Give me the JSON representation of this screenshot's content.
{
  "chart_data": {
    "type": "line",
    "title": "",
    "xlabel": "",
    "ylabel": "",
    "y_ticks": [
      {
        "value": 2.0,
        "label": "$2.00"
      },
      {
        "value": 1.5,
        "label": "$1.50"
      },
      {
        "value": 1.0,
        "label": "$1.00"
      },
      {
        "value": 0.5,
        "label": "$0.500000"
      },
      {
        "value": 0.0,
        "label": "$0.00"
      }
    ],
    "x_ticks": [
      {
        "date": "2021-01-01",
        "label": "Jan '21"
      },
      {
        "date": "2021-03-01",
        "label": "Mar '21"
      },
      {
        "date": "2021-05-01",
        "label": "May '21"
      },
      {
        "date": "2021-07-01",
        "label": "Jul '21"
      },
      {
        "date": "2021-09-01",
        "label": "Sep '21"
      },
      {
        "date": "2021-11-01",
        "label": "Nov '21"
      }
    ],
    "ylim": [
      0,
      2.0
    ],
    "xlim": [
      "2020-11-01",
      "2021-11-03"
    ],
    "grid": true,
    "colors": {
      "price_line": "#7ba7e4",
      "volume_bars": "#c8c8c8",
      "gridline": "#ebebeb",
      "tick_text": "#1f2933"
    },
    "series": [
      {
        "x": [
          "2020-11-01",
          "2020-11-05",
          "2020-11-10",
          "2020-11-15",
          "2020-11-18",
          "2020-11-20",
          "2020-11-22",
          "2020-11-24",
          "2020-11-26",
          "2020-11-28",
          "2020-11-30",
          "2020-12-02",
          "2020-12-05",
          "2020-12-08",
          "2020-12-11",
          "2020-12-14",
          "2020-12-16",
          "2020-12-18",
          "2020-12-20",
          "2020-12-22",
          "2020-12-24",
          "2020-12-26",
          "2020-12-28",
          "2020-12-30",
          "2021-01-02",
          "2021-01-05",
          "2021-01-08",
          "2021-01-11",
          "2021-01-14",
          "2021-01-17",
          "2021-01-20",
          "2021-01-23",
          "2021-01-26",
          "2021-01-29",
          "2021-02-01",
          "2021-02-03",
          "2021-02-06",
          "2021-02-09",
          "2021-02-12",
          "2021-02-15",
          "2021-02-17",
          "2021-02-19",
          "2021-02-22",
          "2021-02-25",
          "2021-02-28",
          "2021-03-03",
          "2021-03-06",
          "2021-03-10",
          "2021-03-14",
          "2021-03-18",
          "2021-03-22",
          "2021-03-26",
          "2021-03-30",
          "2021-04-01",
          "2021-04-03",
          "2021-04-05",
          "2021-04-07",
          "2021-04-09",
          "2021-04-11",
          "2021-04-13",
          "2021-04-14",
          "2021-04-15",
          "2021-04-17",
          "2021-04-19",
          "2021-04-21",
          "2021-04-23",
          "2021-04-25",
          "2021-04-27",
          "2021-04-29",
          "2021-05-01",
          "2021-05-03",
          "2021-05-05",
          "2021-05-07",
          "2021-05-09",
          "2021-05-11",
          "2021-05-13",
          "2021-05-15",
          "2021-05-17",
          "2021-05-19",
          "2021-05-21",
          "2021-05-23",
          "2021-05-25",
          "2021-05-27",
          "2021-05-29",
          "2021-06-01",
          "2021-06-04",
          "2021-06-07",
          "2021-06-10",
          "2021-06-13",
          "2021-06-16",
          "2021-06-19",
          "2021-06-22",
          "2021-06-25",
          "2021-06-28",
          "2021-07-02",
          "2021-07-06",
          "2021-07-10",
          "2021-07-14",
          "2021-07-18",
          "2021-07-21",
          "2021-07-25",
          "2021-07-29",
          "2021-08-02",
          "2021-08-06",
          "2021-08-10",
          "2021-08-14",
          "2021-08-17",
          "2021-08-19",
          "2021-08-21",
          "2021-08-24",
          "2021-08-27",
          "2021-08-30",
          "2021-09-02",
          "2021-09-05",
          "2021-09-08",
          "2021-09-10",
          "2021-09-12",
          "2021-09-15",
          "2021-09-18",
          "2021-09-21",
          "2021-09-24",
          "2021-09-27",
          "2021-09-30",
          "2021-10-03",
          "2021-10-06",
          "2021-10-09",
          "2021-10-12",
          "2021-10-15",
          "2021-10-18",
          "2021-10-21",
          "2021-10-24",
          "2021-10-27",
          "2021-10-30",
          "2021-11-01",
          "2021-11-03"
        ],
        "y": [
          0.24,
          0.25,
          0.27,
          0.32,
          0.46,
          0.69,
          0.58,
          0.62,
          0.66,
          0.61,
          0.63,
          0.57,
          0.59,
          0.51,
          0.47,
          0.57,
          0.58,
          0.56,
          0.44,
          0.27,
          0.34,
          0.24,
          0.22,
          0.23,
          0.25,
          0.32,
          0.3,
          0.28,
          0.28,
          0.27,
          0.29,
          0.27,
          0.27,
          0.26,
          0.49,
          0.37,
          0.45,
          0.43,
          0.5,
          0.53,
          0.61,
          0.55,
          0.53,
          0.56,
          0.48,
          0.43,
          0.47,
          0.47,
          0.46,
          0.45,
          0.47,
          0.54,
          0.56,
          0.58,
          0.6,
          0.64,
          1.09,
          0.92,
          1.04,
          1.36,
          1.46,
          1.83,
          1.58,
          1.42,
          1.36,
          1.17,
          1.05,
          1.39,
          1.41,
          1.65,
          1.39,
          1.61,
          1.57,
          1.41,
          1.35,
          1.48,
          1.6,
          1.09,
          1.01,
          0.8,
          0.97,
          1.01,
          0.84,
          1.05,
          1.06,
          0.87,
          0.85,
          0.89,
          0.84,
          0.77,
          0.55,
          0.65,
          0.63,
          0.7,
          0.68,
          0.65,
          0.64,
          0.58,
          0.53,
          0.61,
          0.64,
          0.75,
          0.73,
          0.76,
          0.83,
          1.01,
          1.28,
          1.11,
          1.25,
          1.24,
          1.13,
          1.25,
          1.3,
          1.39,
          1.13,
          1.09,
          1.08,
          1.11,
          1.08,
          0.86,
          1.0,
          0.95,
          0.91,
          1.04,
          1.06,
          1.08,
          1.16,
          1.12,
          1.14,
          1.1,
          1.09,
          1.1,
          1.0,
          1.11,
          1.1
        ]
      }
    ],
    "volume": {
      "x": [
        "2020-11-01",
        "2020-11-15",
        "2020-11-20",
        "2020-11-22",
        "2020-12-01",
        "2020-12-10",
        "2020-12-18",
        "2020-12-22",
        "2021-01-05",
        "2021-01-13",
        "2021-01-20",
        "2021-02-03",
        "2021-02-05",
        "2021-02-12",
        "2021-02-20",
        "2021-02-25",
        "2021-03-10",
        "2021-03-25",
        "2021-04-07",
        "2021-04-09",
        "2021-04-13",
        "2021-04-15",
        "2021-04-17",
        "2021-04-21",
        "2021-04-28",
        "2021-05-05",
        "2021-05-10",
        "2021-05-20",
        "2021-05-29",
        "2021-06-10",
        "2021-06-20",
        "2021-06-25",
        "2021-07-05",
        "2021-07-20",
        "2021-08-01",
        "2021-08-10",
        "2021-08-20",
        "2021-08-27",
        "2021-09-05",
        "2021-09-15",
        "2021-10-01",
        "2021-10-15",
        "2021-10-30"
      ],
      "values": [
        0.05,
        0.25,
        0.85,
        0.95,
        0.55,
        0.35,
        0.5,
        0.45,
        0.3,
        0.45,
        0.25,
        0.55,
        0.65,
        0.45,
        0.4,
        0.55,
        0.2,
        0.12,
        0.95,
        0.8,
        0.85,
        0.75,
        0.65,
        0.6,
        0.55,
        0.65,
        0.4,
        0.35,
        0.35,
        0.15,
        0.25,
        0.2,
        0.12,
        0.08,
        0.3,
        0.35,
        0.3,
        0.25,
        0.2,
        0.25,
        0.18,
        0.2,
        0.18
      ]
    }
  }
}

WHAT YOU WILL DO — Using the data above, repeat every line exactly.

RESPONSE FOR THIS EXERCISE —
Give me the JSON representation of this screenshot's content.
{
  "chart_data": {
    "type": "line",
    "title": "",
    "xlabel": "",
    "ylabel": "",
    "y_ticks": [
      {
        "value": 2.0,
        "label": "$2.00"
      },
      {
        "value": 1.5,
        "label": "$1.50"
      },
      {
        "value": 1.0,
        "label": "$1.00"
      },
      {
        "value": 0.5,
        "label": "$0.500000"
      },
      {
        "value": 0.0,
        "label": "$0.00"
      }
    ],
    "x_ticks": [
      {
        "date": "2021-01-01",
        "label": "Jan '21"
      },
      {
        "date": "2021-03-01",
        "label": "Mar '21"
      },
      {
        "date": "2021-05-01",
        "label": "May '21"
      },
      {
        "date": "2021-07-01",
        "label": "Jul '21"
      },
      {
        "date": "2021-09-01",
        "label": "Sep '21"
      },
      {
        "date": "2021-11-01",
        "label": "Nov '21"
      }
    ],
    "ylim": [
      0,
      2.0
    ],
    "xlim": [
      "2020-11-01",
      "2021-11-03"
    ],
    "grid": true,
    "colors": {
      "price_line": "#7ba7e4",
      "volume_bars": "#c8c8c8",
      "gridline": "#ebebeb",
      "tick_text": "#1f2933"
    },
    "series": [
      {
        "x": [
          "2020-11-01",
          "2020-11-05",
          "2020-11-10",
          "2020-11-15",
          "2020-11-18",
          "2020-11-20",
          "2020-11-22",
          "2020-11-24",
          "2020-11-26",
          "2020-11-28",
          "2020-11-30",
          "2020-12-02",
          "2020-12-05",
          "2020-12-08",
          "2020-12-11",
          "2020-12-14",
          "2020-12-16",
          "2020-12-18",
          "2020-12-20",
          "2020-12-22",
          "2020-12-24",
          "2020-12-26",
          "2020-12-28",
          "2020-12-30",
          "2021-01-02",
          "2021-01-05",
          "2021-01-08",
          "2021-01-11",
          "2021-01-14",
          "2021-01-17",
          "2021-01-20",
          "2021-01-23",
          "2021-01-26",
          "2021-01-29",
          "2021-02-01",
          "2021-02-03",
          "2021-02-06",
          "2021-02-09",
          "2021-02-12",
          "2021-02-15",
          "2021-02-17",
          "2021-02-19",
          "2021-02-22",
          "2021-02-25",
          "2021-02-28",
          "2021-03-03",
          "2021-03-06",
          "2021-03-10",
          "2021-03-14",
          "2021-03-18",
          "2021-03-22",
          "2021-03-26",
          "2021-03-30",
          "2021-04-01",
          "2021-04-03",
          "2021-04-05",
          "2021-04-07",
          "2021-04-09",
          "2021-04-11",
          "2021-04-13",
          "2021-04-14",
          "2021-04-15",
          "2021-04-17",
          "2021-04-19",
          "2021-04-21",
          "2021-04-23",
          "2021-04-25",
          "2021-04-27",
          "2021-04-29",
          "2021-05-01",
          "2021-05-03",
          "2021-05-05",
          "2021-05-07",
          "2021-05-09",
          "2021-05-11",
          "2021-05-13",
          "2021-05-15",
          "2021-05-17",
          "2021-05-19",
          "2021-05-21",
          "2021-05-23",
          "2021-05-25",
          "2021-05-27",
          "2021-05-29",
          "2021-06-01",
          "2021-06-04",
          "2021-06-07",
          "2021-06-10",
          "2021-06-13",
          "2021-06-16",
          "2021-06-19",
          "2021-06-22",
          "2021-06-25",
          "2021-06-28",
          "2021-07-02",
          "2021-07-06",
          "2021-07-10",
          "2021-07-14",
          "2021-07-18",
          "2021-07-21",
          "2021-07-25",
          "2021-07-29",
          "2021-08-02",
          "2021-08-06",
          "2021-08-10",
          "2021-08-14",
          "2021-08-17",
          "2021-08-19",
          "2021-08-21",
          "2021-08-24",
          "2021-08-27",
          "2021-08-30",
          "2021-09-02",
          "2021-09-05",
          "2021-09-08",
          "2021-09-10",
          "2021-09-12",
          "2021-09-15",
          "2021-09-18",
          "2021-09-21",
          "2021-09-24",
          "2021-09-27",
          "2021-09-30",
          "2021-10-03",
          "2021-10-06",
          "2021-10-09",
          "2021-10-12",
          "2021-10-15",
          "2021-10-18",
          "2021-10-21",
          "2021-10-24",
          "2021-10-27",
          "2021-10-30",
          "2021-11-01",
          "2021-11-03"
        ],
        "y": [
          0.24,
          0.25,
          0.27,
          0.32,
          0.46,
          0.69,
          0.58,
          0.62,
          0.66,
          0.61,
          0.63,
          0.57,
          0.59,
          0.51,
          0.47,
          0.57,
          0.58,
          0.56,
          0.44,
          0.27,
          0.34,
          0.24,
          0.22,
          0.23,
          0.25,
          0.32,
          0.3,
          0.28,
          0.28,
          0.27,
          0.29,
          0.27,
          0.27,
          0.26,
          0.49,
          0.37,
          0.45,
          0.43,
          0.5,
          0.53,
          0.61,
          0.55,
          0.53,
          0.56,
          0.48,
          0.43,
          0.47,
          0.47,
          0.46,
          0.45,
          0.47,
          0.54,
          0.56,
          0.58,
          0.6,
          0.64,
          1.09,
          0.92,
          1.04,
          1.36,
          1.46,
          1.83,
          1.58,
          1.42,
          1.36,
          1.17,
          1.05,
          1.39,
          1.41,
          1.65,
          1.39,
          1.61,
          1.57,
          1.41,
          1.35,
          1.48,
          1.6,
          1.09,
          1.01,
          0.8,
          0.97,
          1.01,
          0.84,
          1.05,
          1.06,
          0.87,
          0.85,
          0.89,
          0.84,
          0.77,
          0.55,
          0.65,
          0.63,
          0.7,
          0.68,
          0.65,
          0.64,
          0.58,
          0.53,
          0.61,
          0.64,
          0.75,
          0.73,
          0.76,
          0.83,
          1.01,
          1.28,
          1.11,
          1.25,
          1.24,
          1.13,
          1.25,
          1.3,
          1.39,
          1.13,
          1.09,
          1.08,
          1.11,
          1.08,
          0.86,
          1.0,
          0.95,
          0.91,
          1.04,
          1.06,
          1.08,
          1.16,
          1.12,
          1.14,
          1.1,
          1.09,
          1.1,
          1.0,
          1.11,
          1.1
        ]
      }
    ],
    "volume": {
      "x": [
        "2020-11-01",
        "2020-11-15",
        "2020-11-20",
        "2020-11-22",
        "2020-12-01",
        "2020-12-10",
        "2020-12-18",
        "2020-12-22",
        "2021-01-05",
        "2021-01-13",
        "2021-01-20",
        "2021-02-03",
        "2021-02-05",
        "2021-02-12",
        "2021-02-20",
        "2021-02-25",
        "2021-03-10",
        "2021-03-25",
        "2021-04-07",
        "2021-04-09",
        "2021-04-13",
        "2021-04-15",
        "2021-04-17",
        "2021-04-21",
        "2021-04-28",
        "2021-05-05",
        "2021-05-10",
        "2021-05-20",
        "2021-05-29",
        "2021-06-10",
        "2021-06-20",
        "2021-06-25",
        "2021-07-05",
        "2021-07-20",
        "2021-08-01",
        "2021-08-10",
        "2021-08-20",
        "2021-08-27",
        "2021-09-05",
        "2021-09-15",
        "2021-10-01",
        "2021-10-15",
        "2021-10-30"
      ],
      "values": [
        0.05,
        0.25,
        0.85,
        0.95,
        0.55,
        0.35,
        0.5,
        0.45,
        0.3,
        0.45,
        0.25,
        0.55,
        0.65,
        0.45,
        0.4,
        0.55,
        0.2,
        0.12,
        0.95,
        0.8,
        0.85,
        0.75,
        0.65,
        0.6,
        0.55,
        0.65,
        0.4,
        0.35,
        0.35,
        0.15,
        0.25,
        0.2,
        0.12,
        0.08,
        0.3,
        0.35,
        0.3,
        0.25,
        0.2,
        0.25,
        0.18,
        0.2,
        0.18
      ]
    }
  }
}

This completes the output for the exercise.